**Auszug**
# # # #

Hi,
jetzt aber nochmal wieder der Versuch, auf Vergaser und ähnlich feuchtes zu sprechen zu kommen.
Vorab muß ich sagen, daß ich heute leider nicht so genial drauf bin, weil mich das Nächtedurcharbeiten doch mittlerweile etwas schlaucht. Ich weiß also nicht, ob das so in einem Guß alles gelingt.
Wir waren also bei dem Übergang von Leerlauf oder kleiner Teillast auf Vollgas und dem Problem bzw. der Schwierigkeit, das das Gemisch im Saugrohr eines Benzinmotors durch Klimmzüge so gemacht werden muß, daß dieser sich nicht verschluckt. (Kurze Bemerkung am Rande: auch die Einspritzsystem für Autos kennen die sog. Beschleunigungsanreicherung, ein Parameter in der Software, der aussagt, WIEVIEL mehr eingespritzt wird, wenn das Gaspedal sich WIE schnell in Richtung "auf" bewegt.
Warum kommen manche Motoren ohne aus?
Da gibts verschiedene Gründe, die auch zusammen auftreten können.
Fangen wir beim einfachsten an: der Standard 3,5 . . . sorry 3.5 HP Briggs & Stratton Motor. Wie, den kennt keiner?? Ist in jedem Rasenmäher drin und ein Beispiel für genadenlos kostenoptimierte Motorenproduktion. Das Herstellerwerk befindet sich nur wenige Kilometer Harley Davidson entfernt und ich durfte Ende der 80er mir das ganze einmal anschauen. Da fielen die Motoren hinter dem Band in die Verpackungskisten wie Legosteine. Reparieren???? Wozu, wenn ein neuer nur 78$ kostet.

# # # #

**Bereitgestellte Angaben**
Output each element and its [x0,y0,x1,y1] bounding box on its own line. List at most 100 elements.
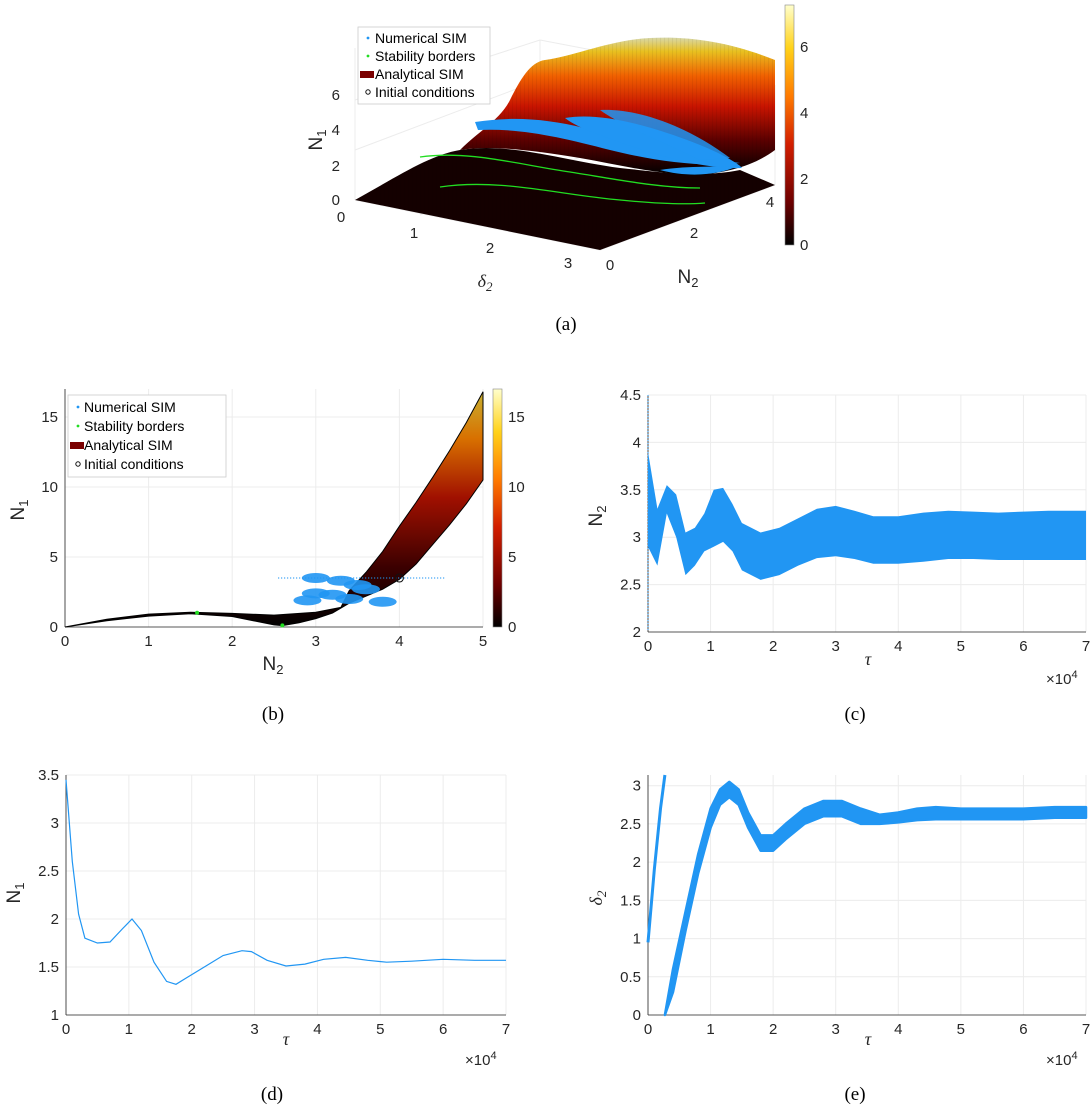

# # # #

**Aufgaben bearbeiten**
1/ Wie heißt laut Auszug der Software-Parameter, der bei Einspritzsystemen für Autos festlegt, wie viel mehr beim Gasgeben eingespritzt wird?
2/ Übernimm aus dem Auszug wortgetreu den Abschnitt von „Warum kommen manche“ bis „nur 78$ kostet.“.
Das Material wird hierfür nicht benötigt.

**Lösungen der Reihe nach**
1/ Beschleunigungsanreicherung

2/
Warum kommen manche Motoren ohne aus?
Da gibts verschiedene Gründe, die auch zusammen auftreten können.
Fangen wir beim einfachsten an: der Standard 3,5 . . . sorry 3.5 HP Briggs & Stratton Motor. Wie, den kennt keiner?? Ist in jedem Rasenmäher drin und ein Beispiel für genadenlos kostenoptimierte Motorenproduktion. Das Herstellerwerk befindet sich nur wenige Kilometer Harley Davidson entfernt und ich durfte Ende der 80er mir das ganze einmal anschauen. Da fielen die Motoren hinter dem Band in die Verpackungskisten wie Legosteine. Reparieren???? Wozu, wenn ein neuer nur 78$ kostet.